→ Set problem: Retype, without alteration, each line from the line containing "What data populates" to the final line of the records.

(Records contained in a dataset)

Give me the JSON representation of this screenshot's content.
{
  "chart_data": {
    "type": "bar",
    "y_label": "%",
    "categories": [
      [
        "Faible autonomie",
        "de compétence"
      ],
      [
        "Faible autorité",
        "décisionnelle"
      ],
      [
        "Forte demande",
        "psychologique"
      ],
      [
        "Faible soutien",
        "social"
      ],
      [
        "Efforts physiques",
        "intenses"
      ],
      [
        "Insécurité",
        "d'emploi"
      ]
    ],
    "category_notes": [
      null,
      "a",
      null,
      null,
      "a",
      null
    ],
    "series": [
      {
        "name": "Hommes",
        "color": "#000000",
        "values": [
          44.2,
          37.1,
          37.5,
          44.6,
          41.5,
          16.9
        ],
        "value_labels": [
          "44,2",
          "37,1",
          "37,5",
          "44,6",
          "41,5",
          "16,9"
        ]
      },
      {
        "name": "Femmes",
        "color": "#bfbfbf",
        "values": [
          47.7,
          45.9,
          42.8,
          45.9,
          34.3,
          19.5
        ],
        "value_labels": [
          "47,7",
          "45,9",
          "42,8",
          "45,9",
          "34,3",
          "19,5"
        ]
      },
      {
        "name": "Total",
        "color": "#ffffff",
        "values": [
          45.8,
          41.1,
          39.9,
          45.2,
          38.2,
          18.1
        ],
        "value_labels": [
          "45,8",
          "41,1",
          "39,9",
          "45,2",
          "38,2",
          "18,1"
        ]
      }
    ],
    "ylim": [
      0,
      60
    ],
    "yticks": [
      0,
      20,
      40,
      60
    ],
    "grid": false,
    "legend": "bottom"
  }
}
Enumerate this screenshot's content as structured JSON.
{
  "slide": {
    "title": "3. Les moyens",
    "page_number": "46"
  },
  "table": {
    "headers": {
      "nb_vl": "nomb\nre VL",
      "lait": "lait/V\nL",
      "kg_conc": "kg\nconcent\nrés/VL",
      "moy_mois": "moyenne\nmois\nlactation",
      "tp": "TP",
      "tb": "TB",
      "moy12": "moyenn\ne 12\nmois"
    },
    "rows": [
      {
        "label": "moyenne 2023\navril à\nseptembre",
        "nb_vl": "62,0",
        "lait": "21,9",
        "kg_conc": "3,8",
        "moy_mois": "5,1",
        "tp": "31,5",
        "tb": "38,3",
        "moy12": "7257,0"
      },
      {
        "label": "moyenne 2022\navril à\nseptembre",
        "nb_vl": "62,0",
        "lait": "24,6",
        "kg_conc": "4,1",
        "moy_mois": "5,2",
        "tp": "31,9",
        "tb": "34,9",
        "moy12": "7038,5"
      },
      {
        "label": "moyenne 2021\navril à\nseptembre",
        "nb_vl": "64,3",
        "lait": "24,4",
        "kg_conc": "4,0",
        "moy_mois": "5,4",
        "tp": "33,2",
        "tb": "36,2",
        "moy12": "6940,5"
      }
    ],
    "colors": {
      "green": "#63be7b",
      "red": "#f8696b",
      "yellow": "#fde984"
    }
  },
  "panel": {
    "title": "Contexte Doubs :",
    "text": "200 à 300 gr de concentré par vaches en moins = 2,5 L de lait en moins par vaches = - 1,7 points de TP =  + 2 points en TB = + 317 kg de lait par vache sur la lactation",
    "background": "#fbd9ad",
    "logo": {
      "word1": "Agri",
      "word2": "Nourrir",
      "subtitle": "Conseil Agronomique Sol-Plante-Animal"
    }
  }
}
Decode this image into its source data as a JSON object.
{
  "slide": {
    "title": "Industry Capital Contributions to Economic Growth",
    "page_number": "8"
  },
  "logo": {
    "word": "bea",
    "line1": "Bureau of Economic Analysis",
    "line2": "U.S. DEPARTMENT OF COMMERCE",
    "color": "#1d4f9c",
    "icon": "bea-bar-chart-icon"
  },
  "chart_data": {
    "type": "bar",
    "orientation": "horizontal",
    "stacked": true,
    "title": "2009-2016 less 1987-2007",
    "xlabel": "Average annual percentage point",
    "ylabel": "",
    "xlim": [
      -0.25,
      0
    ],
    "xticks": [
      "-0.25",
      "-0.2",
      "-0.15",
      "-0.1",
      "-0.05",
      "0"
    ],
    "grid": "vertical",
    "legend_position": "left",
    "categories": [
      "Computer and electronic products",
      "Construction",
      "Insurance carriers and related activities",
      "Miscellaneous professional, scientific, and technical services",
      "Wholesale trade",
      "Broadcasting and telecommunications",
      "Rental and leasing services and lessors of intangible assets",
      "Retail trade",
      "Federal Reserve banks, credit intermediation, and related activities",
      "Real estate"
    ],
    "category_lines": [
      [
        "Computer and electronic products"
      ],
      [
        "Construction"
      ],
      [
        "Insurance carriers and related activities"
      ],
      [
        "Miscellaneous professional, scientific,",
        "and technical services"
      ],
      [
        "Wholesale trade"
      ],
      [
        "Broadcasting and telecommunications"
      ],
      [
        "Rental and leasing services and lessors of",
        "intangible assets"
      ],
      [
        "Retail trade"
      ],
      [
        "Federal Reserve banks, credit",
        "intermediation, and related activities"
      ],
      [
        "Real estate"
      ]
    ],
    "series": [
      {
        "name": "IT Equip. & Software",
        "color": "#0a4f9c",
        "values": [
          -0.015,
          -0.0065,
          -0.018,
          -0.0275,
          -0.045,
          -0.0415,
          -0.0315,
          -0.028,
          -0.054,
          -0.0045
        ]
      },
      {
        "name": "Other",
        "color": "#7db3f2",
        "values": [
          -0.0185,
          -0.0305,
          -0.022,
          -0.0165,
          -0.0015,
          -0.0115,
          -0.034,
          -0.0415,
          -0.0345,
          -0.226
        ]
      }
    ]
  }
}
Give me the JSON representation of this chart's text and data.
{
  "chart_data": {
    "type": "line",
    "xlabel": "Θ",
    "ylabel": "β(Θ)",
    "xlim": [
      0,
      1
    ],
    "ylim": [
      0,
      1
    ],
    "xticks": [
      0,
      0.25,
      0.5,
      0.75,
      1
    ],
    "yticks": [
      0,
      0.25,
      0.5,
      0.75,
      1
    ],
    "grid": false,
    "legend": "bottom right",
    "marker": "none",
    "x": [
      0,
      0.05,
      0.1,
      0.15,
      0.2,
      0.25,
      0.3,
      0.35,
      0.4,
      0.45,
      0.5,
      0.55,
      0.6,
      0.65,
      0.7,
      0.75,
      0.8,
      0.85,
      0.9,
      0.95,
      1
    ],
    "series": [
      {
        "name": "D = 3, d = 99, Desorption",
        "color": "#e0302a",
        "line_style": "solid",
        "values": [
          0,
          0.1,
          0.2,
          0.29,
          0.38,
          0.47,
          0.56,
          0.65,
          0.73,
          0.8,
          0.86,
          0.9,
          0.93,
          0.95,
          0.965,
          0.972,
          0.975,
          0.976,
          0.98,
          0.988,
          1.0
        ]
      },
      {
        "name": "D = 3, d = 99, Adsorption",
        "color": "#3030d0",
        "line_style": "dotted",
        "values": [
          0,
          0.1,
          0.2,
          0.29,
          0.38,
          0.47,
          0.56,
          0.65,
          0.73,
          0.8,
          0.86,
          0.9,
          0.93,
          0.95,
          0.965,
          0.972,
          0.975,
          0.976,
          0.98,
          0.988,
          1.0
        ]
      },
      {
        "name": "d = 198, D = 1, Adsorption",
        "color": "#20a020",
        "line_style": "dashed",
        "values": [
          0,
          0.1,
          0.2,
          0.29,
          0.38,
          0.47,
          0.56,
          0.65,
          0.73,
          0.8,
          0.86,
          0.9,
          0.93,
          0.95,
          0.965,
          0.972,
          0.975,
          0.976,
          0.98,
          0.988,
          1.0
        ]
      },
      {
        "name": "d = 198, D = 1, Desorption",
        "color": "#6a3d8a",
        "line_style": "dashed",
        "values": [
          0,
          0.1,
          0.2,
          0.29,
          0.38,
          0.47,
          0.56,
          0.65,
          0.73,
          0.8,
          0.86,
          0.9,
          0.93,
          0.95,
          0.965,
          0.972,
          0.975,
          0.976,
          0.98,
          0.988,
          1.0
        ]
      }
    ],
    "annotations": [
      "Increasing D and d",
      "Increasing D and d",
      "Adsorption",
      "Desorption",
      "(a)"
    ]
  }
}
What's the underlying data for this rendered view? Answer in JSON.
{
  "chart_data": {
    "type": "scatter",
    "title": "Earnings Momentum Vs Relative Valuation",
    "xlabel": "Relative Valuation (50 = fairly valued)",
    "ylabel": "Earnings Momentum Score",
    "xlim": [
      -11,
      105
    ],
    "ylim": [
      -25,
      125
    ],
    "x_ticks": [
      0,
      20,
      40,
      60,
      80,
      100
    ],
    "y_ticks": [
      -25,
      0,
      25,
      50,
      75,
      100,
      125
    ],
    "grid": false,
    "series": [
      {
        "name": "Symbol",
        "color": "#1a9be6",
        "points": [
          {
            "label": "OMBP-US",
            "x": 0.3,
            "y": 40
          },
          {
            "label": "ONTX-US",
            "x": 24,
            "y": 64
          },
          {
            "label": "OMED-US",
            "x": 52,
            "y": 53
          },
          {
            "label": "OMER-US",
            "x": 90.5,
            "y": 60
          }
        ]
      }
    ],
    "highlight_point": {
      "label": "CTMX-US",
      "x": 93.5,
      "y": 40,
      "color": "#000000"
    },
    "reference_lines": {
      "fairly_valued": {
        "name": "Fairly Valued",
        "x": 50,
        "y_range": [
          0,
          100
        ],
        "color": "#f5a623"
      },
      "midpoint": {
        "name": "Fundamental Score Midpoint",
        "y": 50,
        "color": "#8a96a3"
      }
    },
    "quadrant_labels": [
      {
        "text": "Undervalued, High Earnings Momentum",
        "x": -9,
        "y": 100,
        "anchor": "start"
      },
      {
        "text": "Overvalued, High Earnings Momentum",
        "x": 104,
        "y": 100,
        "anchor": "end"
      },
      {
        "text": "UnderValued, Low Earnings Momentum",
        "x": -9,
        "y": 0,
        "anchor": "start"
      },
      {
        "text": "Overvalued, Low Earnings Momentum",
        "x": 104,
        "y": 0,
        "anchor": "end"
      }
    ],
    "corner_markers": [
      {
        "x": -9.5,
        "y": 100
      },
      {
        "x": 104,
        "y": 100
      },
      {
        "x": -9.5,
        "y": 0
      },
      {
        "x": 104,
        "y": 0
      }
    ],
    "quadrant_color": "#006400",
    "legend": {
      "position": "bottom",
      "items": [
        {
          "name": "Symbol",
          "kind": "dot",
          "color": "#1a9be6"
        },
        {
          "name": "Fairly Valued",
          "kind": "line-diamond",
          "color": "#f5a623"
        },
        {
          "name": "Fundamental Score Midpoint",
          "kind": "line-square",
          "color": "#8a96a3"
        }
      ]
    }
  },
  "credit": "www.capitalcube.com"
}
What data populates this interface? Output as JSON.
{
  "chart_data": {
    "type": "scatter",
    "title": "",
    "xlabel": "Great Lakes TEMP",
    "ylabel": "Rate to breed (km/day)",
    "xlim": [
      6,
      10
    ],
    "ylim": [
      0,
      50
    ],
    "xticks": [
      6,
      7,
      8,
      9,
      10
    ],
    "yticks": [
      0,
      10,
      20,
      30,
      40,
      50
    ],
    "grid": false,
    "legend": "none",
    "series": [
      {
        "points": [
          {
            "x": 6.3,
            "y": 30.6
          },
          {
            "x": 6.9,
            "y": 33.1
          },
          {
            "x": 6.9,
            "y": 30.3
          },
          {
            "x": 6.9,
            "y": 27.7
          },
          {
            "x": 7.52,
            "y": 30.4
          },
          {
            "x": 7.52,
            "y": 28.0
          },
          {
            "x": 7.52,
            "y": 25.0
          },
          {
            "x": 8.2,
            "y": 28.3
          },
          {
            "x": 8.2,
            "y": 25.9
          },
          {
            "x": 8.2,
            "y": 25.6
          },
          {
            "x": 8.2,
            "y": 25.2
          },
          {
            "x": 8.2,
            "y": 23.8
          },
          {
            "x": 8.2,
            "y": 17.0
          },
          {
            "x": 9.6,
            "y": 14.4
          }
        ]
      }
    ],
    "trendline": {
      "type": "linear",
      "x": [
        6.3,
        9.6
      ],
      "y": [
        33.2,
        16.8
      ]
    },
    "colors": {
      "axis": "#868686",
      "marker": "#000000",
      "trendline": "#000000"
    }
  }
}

→ Answer to this task:
What data populates this interface? Output as JSON.
{
  "chart_data": {
    "type": "scatter",
    "title": "",
    "xlabel": "Great Lakes TEMP",
    "ylabel": "Rate to breed (km/day)",
    "xlim": [
      6,
      10
    ],
    "ylim": [
      0,
      50
    ],
    "xticks": [
      6,
      7,
      8,
      9,
      10
    ],
    "yticks": [
      0,
      10,
      20,
      30,
      40,
      50
    ],
    "grid": false,
    "legend": "none",
    "series": [
      {
        "points": [
          {
            "x": 6.3,
            "y": 30.6
          },
          {
            "x": 6.9,
            "y": 33.1
          },
          {
            "x": 6.9,
            "y": 30.3
          },
          {
            "x": 6.9,
            "y": 27.7
          },
          {
            "x": 7.52,
            "y": 30.4
          },
          {
            "x": 7.52,
            "y": 28.0
          },
          {
            "x": 7.52,
            "y": 25.0
          },
          {
            "x": 8.2,
            "y": 28.3
          },
          {
            "x": 8.2,
            "y": 25.9
          },
          {
            "x": 8.2,
            "y": 25.6
          },
          {
            "x": 8.2,
            "y": 25.2
          },
          {
            "x": 8.2,
            "y": 23.8
          },
          {
            "x": 8.2,
            "y": 17.0
          },
          {
            "x": 9.6,
            "y": 14.4
          }
        ]
      }
    ],
    "trendline": {
      "type": "linear",
      "x": [
        6.3,
        9.6
      ],
      "y": [
        33.2,
        16.8
      ]
    },
    "colors": {
      "axis": "#868686",
      "marker": "#000000",
      "trendline": "#000000"
    }
  }
}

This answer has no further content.